SUPPLIED RECORDS =
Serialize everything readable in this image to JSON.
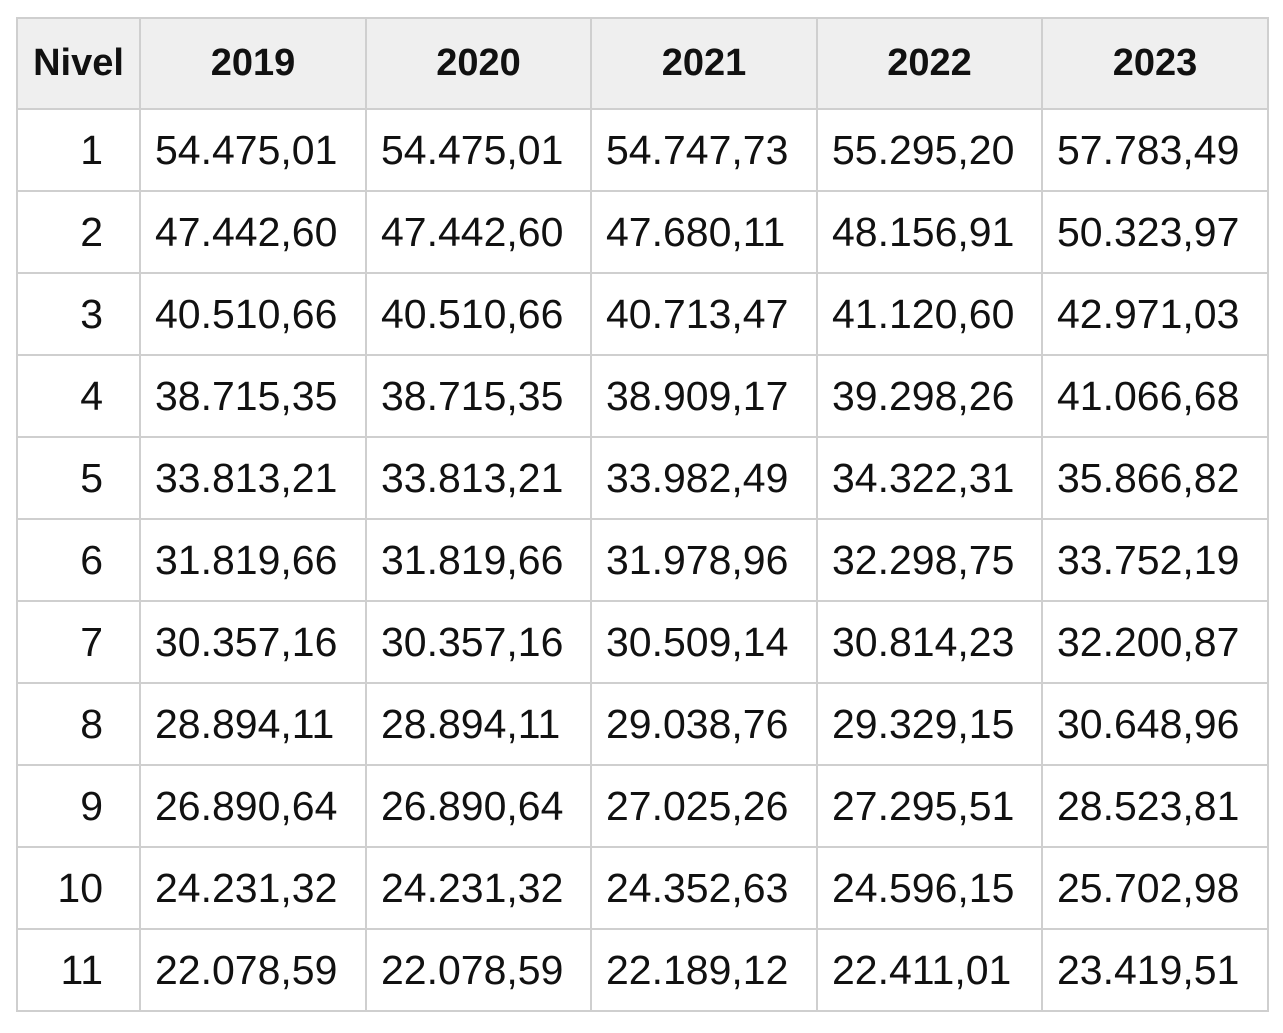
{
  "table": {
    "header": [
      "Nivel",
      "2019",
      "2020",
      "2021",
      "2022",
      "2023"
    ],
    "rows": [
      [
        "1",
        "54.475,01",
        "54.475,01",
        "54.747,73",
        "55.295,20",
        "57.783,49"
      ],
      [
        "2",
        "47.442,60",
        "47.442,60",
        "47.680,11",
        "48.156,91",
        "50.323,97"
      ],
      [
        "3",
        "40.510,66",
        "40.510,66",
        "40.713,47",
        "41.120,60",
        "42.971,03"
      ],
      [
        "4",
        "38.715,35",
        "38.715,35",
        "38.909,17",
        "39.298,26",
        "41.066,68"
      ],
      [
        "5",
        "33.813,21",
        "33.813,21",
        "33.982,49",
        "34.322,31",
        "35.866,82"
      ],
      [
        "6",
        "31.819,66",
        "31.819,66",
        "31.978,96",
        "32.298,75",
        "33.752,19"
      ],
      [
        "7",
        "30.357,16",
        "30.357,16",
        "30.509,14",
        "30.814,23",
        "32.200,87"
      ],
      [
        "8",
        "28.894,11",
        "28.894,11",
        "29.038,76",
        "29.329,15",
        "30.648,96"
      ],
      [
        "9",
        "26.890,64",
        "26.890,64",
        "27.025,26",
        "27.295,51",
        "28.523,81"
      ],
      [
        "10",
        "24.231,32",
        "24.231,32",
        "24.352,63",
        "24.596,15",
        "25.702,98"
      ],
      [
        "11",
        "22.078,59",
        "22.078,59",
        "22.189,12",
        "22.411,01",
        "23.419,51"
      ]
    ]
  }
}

STATED PROBLEM =
Repeat the full listing above exactly, with no pictures in the copy.

RESULT OF THE EXERCISE =
Serialize everything readable in this image to JSON.
{
  "table": {
    "header": [
      "Nivel",
      "2019",
      "2020",
      "2021",
      "2022",
      "2023"
    ],
    "rows": [
      [
        "1",
        "54.475,01",
        "54.475,01",
        "54.747,73",
        "55.295,20",
        "57.783,49"
      ],
      [
        "2",
        "47.442,60",
        "47.442,60",
        "47.680,11",
        "48.156,91",
        "50.323,97"
      ],
      [
        "3",
        "40.510,66",
        "40.510,66",
        "40.713,47",
        "41.120,60",
        "42.971,03"
      ],
      [
        "4",
        "38.715,35",
        "38.715,35",
        "38.909,17",
        "39.298,26",
        "41.066,68"
      ],
      [
        "5",
        "33.813,21",
        "33.813,21",
        "33.982,49",
        "34.322,31",
        "35.866,82"
      ],
      [
        "6",
        "31.819,66",
        "31.819,66",
        "31.978,96",
        "32.298,75",
        "33.752,19"
      ],
      [
        "7",
        "30.357,16",
        "30.357,16",
        "30.509,14",
        "30.814,23",
        "32.200,87"
      ],
      [
        "8",
        "28.894,11",
        "28.894,11",
        "29.038,76",
        "29.329,15",
        "30.648,96"
      ],
      [
        "9",
        "26.890,64",
        "26.890,64",
        "27.025,26",
        "27.295,51",
        "28.523,81"
      ],
      [
        "10",
        "24.231,32",
        "24.231,32",
        "24.352,63",
        "24.596,15",
        "25.702,98"
      ],
      [
        "11",
        "22.078,59",
        "22.078,59",
        "22.189,12",
        "22.411,01",
        "23.419,51"
      ]
    ]
  }
}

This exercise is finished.